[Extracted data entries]

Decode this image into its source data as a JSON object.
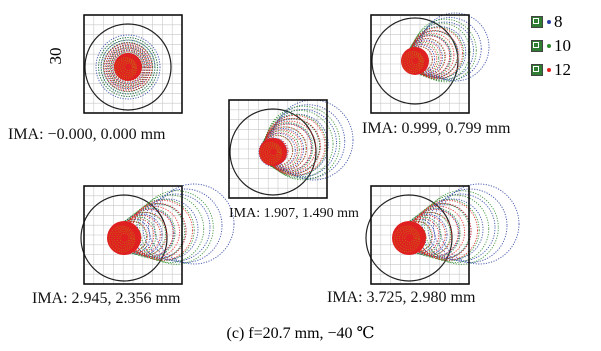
{
  "diagram": {
    "scale_label": "30",
    "legend": [
      {
        "label": "8",
        "color": "#2a3fa3"
      },
      {
        "label": "10",
        "color": "#2e8b2e"
      },
      {
        "label": "12",
        "color": "#e02020"
      }
    ],
    "panels": [
      {
        "label": "IMA: −0.000, 0.000 mm"
      },
      {
        "label": "IMA: 0.999, 0.799 mm"
      },
      {
        "label": "IMA: 1.907, 1.490 mm"
      },
      {
        "label": "IMA: 2.945, 2.356 mm"
      },
      {
        "label": "IMA: 3.725, 2.980 mm"
      }
    ],
    "caption": "(c) f=20.7 mm, −40 ℃",
    "colors": {
      "blue": "#2a3fa3",
      "green": "#2e8b2e",
      "red": "#e02020",
      "orange": "#c07a10",
      "grid": "#c8c8c8"
    }
  }
}
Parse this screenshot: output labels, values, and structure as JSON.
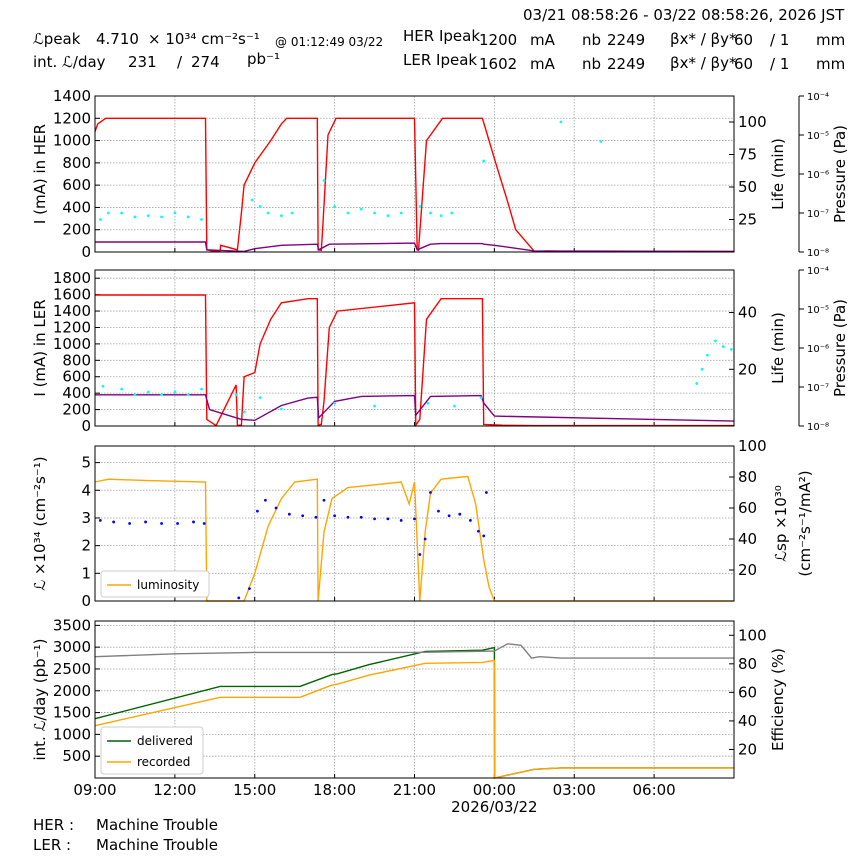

◆ **Goal**:
Reproduce the listing word for word and omit its pictures.

◆ **In response**:
Decode this image into its source data as a JSON object.
{
  "diagram": {
    "scale_label": "30",
    "legend": [
      {
        "label": "8",
        "color": "#2a3fa3"
      },
      {
        "label": "10",
        "color": "#2e8b2e"
      },
      {
        "label": "12",
        "color": "#e02020"
      }
    ],
    "panels": [
      {
        "label": "IMA: −0.000, 0.000 mm"
      },
      {
        "label": "IMA: 0.999, 0.799 mm"
      },
      {
        "label": "IMA: 1.907, 1.490 mm"
      },
      {
        "label": "IMA: 2.945, 2.356 mm"
      },
      {
        "label": "IMA: 3.725, 2.980 mm"
      }
    ],
    "caption": "(c) f=20.7 mm, −40 ℃",
    "colors": {
      "blue": "#2a3fa3",
      "green": "#2e8b2e",
      "red": "#e02020",
      "orange": "#c07a10",
      "grid": "#c8c8c8"
    }
  }
}
Parse this screenshot: output labels, values, and structure as JSON.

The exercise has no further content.